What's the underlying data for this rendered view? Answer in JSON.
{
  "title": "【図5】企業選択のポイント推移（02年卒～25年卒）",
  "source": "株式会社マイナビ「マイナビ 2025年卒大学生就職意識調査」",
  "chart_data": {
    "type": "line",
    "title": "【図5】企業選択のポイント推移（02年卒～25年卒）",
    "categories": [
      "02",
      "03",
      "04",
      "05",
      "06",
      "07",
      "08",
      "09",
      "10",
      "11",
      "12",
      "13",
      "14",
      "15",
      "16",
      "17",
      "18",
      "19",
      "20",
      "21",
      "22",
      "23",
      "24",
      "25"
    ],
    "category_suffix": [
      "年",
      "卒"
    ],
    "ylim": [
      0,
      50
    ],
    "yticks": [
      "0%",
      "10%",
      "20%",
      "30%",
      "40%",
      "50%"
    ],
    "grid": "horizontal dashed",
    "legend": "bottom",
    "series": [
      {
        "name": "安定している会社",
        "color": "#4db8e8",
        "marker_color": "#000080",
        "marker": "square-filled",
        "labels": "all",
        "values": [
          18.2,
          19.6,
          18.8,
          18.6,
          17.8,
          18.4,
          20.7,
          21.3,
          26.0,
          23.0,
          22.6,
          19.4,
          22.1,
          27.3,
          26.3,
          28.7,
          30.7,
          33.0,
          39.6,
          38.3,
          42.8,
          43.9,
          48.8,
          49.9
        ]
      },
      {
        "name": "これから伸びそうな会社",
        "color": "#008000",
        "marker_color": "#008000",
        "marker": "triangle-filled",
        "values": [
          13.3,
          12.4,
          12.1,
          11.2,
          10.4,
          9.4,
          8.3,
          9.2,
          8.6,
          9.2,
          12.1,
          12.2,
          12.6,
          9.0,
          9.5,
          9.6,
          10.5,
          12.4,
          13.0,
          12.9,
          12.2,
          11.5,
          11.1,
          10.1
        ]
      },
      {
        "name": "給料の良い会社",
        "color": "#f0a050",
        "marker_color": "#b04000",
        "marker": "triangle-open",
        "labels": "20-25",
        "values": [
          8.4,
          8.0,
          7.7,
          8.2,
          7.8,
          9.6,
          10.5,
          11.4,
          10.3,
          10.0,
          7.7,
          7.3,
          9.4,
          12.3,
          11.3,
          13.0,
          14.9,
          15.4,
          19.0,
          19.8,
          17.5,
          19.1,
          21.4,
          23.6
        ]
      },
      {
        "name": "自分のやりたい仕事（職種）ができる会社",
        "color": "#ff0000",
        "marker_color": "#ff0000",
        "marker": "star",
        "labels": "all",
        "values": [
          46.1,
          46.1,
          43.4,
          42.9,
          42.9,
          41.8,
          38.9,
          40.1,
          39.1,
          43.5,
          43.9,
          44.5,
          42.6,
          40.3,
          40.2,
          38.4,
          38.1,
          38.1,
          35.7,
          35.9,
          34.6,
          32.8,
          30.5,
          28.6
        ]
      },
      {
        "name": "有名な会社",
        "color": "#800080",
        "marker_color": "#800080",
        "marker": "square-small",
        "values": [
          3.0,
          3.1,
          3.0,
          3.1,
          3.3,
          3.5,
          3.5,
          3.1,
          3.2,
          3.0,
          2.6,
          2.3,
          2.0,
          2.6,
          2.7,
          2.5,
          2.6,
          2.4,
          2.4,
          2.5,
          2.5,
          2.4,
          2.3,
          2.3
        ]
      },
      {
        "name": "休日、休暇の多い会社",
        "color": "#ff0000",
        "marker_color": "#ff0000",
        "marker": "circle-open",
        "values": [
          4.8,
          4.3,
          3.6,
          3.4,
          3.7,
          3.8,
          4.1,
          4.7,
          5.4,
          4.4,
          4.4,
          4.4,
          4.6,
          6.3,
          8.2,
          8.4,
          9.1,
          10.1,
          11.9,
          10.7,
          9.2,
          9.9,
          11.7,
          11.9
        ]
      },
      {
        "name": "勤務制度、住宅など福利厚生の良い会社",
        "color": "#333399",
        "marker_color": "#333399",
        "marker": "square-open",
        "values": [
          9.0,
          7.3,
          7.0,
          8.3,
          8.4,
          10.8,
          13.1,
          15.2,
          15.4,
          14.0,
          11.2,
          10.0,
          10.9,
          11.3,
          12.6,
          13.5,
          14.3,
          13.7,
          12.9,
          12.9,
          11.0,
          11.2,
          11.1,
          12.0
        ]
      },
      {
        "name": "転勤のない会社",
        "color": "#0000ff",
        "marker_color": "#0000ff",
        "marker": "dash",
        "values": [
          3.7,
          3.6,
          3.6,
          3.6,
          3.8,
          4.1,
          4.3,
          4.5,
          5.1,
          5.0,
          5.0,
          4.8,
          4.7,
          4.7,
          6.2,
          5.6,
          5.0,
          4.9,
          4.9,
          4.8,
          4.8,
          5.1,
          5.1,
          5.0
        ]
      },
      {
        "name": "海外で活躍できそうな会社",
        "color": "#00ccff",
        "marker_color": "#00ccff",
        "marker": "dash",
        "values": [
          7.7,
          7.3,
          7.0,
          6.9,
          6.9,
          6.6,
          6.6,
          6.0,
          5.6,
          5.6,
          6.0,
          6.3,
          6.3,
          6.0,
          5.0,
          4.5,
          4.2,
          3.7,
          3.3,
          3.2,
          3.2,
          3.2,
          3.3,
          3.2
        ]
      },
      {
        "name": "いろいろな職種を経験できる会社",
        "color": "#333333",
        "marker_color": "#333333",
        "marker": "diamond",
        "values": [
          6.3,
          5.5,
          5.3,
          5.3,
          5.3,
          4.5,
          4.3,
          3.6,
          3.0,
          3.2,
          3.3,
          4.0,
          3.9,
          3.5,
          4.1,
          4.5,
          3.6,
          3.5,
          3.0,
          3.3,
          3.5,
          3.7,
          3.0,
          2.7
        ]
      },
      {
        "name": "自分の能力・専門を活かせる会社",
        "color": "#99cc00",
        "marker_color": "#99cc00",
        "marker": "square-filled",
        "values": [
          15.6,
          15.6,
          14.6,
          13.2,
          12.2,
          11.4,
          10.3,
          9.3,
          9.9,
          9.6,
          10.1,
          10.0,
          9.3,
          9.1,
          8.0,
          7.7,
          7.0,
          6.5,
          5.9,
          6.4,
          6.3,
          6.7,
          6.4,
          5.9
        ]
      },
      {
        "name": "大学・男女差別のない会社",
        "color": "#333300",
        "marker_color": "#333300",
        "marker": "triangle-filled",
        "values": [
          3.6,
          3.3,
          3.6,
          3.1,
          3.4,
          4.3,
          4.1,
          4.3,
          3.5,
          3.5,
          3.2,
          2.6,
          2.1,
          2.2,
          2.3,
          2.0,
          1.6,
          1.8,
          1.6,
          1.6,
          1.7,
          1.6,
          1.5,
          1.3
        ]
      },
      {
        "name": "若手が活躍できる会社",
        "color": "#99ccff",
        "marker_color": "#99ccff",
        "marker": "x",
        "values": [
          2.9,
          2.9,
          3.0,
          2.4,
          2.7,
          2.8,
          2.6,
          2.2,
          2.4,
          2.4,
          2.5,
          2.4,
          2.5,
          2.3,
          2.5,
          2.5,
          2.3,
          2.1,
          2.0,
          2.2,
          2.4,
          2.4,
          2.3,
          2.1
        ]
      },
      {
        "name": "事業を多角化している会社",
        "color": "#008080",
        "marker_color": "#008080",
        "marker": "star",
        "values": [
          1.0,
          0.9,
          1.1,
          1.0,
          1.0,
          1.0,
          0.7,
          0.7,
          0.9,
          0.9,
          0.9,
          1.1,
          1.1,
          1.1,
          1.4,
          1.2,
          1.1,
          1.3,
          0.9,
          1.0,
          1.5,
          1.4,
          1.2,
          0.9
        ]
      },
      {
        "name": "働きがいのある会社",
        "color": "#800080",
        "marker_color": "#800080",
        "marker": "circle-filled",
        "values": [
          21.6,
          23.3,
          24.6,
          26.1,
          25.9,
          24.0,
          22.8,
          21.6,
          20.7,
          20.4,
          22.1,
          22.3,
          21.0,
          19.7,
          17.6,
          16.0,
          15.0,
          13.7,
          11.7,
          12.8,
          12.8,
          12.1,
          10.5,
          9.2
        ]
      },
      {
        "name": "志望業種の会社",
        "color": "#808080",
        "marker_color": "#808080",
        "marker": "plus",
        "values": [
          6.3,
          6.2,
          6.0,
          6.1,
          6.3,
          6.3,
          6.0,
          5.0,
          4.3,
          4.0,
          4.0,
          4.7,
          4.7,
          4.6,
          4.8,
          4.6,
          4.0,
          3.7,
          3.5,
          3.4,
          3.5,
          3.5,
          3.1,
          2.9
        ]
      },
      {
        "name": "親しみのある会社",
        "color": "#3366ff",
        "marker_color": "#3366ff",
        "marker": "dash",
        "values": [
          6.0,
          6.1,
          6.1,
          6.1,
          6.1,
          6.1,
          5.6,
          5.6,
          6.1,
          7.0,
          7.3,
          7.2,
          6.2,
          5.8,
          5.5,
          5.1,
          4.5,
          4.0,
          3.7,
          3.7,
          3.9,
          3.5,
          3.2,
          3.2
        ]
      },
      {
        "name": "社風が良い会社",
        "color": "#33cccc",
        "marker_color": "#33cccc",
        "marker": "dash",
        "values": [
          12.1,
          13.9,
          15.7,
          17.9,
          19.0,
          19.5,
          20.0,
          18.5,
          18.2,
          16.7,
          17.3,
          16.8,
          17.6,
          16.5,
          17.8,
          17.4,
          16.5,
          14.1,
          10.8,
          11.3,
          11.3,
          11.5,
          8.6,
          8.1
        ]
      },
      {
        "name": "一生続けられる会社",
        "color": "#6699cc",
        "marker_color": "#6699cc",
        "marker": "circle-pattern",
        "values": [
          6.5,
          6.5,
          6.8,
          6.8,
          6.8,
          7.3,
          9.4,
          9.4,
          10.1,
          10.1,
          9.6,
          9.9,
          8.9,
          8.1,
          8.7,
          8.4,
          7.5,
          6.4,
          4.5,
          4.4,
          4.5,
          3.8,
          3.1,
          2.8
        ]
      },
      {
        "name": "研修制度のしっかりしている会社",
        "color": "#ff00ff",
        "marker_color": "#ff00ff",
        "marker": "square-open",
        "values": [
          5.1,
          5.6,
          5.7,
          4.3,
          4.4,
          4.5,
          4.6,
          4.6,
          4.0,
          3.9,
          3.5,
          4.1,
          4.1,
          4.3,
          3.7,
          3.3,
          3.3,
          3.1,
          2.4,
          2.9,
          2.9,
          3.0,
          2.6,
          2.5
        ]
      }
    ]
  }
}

...

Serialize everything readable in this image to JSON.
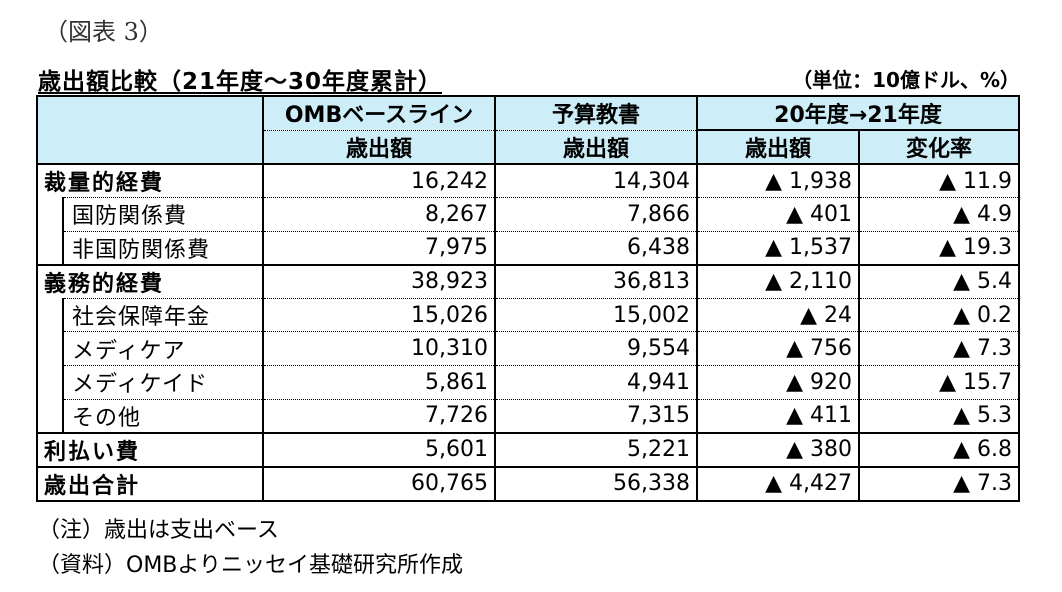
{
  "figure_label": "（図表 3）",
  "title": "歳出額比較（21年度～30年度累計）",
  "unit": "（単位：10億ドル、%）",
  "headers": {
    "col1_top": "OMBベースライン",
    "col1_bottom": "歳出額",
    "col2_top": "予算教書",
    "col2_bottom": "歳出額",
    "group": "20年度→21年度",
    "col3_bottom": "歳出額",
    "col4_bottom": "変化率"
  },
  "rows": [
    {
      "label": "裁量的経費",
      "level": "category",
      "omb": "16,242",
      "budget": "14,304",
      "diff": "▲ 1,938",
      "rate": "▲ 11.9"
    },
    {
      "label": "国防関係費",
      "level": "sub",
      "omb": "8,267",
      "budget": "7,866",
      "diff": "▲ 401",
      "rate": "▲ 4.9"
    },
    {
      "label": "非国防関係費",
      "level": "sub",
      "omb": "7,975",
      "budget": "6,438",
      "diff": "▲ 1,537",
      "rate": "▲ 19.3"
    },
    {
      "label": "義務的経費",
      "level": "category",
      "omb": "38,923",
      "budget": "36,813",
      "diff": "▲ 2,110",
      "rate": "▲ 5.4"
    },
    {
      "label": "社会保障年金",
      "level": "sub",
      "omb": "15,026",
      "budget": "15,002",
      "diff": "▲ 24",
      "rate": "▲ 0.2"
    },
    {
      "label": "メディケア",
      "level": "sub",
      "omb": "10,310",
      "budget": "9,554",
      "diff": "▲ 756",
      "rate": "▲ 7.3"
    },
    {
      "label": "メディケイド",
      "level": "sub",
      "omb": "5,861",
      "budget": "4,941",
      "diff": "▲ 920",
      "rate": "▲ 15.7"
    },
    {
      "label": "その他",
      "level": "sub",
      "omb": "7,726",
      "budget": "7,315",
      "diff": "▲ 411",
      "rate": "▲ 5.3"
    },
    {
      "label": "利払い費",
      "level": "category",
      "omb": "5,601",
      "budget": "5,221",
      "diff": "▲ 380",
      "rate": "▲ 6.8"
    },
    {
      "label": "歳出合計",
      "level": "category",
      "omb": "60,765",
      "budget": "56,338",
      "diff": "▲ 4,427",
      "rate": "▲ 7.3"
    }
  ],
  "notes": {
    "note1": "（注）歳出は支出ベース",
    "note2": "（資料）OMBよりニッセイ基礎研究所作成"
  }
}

**Requirement:** Pick out the lines above containing the word "JSON", then copy them.

**Finished exercise:**
What's the underlying data for this rendered view? Answer in JSON.
Serialize everything readable in this image to JSON.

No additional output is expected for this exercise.